Task prompt:
Answer these questions using the passage on the West Computers:
(a) How many female human computers did the Langley Research Center have on staff in 1935?
(b) Where did black applicants have to complete a chemistry course?
(c) In what year were segregated facilities, including the West Computing office, abolished?

-- BEGIN Passage given --

The West Computers (West Area Computing Unit, West Area Computers) were the African American, female mathematicians who worked as human computers at the Langley Research Center of NACA (predecessor of NASA) from 1943 through 1958. These women were a subset of the hundreds of female mathematicians who began careers in aeronautical research during World War II. To offset the loss of manpower as men joined the war effort, many U.S. organizations began hiring, and actively recruiting, more women and minorities during the 1940s. In 1935, the Langley Research Center had five female human computers on staff. By 1946, the Langley Research Center had recruited about 400 female human computers.

The West Computers were originally subject to Virginia's Jim Crow laws and got their name because they worked at Langley's West Area, while the white mathematicians worked in the East section. In order to work at NACA, the applicants had to pass a civil service exam.  Despite Executive Order 8802 outlawing discriminatory hiring practices in defense industries, the Jim Crow laws of Virginia overpowered it and made it more difficult for African American women to be hired than white women.  If the applicant was black, they would also have to complete a chemistry course at the nearby Hampton Institute. Even though they did the same work as the white female human computers at Langley, the West Computers were required to use segregated work areas, bathrooms, and cafeterias. The West Computers were originally sequestered into the West Area of Langley, hence their nickname. In 1958, when the NACA made the transition to NASA, segregated facilities, including the West Computing office, were abolished.

-- END Passage given --
-- BEGIN Data extract --

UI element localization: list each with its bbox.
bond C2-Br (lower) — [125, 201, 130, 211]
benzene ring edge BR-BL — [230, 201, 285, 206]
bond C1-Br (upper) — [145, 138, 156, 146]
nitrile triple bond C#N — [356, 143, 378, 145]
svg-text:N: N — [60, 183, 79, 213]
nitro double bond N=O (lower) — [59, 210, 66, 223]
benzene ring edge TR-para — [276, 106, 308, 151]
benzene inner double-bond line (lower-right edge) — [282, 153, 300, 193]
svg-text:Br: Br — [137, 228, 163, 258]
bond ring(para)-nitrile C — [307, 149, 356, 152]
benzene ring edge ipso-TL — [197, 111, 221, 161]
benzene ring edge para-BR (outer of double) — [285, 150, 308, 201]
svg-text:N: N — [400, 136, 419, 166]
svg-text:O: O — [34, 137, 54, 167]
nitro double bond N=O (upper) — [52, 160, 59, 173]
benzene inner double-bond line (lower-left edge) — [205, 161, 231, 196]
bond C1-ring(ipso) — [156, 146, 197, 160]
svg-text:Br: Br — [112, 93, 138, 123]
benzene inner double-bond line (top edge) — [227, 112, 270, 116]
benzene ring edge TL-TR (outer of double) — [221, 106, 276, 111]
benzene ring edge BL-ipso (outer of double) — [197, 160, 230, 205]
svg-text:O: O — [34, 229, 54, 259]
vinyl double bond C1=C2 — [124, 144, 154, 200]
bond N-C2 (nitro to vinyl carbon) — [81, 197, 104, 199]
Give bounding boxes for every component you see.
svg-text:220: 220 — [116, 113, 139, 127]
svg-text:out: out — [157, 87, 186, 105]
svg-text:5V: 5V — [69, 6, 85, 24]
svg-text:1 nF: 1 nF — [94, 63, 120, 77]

-- END Data extract --

Task answer:
(a) Five
(b) At the nearby Hampton Institute
(c) 1958